# WORK REQUIRED
Transcribe the records below exactly as they appear, omitting any pictures.

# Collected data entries
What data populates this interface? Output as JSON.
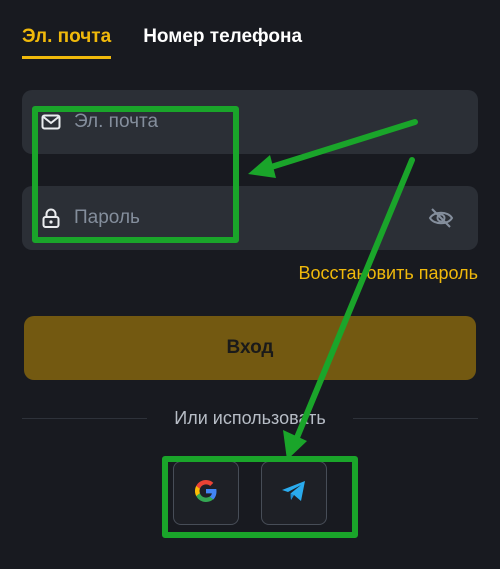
{
  "tabs": [
    {
      "label": "Эл. почта",
      "active": true
    },
    {
      "label": "Номер телефона",
      "active": false
    }
  ],
  "form": {
    "email_placeholder": "Эл. почта",
    "password_placeholder": "Пароль",
    "email_icon": "mail-icon",
    "password_icon": "lock-icon",
    "visibility_icon": "eye-off-icon",
    "forgot_label": "Восстановить пароль",
    "login_label": "Вход"
  },
  "alternate": {
    "label": "Или использовать",
    "providers": [
      "google-icon",
      "telegram-icon"
    ]
  },
  "annotations": {
    "highlight_color": "#1aa52a"
  },
  "colors": {
    "accent": "#f0b90b",
    "background": "#181a20",
    "field": "#2b2f36",
    "login_button": "#735911"
  }
}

# COMPLETE RESPONSE
What data populates this interface? Output as JSON.
{
  "tabs": [
    {
      "label": "Эл. почта",
      "active": true
    },
    {
      "label": "Номер телефона",
      "active": false
    }
  ],
  "form": {
    "email_placeholder": "Эл. почта",
    "password_placeholder": "Пароль",
    "email_icon": "mail-icon",
    "password_icon": "lock-icon",
    "visibility_icon": "eye-off-icon",
    "forgot_label": "Восстановить пароль",
    "login_label": "Вход"
  },
  "alternate": {
    "label": "Или использовать",
    "providers": [
      "google-icon",
      "telegram-icon"
    ]
  },
  "annotations": {
    "highlight_color": "#1aa52a"
  },
  "colors": {
    "accent": "#f0b90b",
    "background": "#181a20",
    "field": "#2b2f36",
    "login_button": "#735911"
  }
}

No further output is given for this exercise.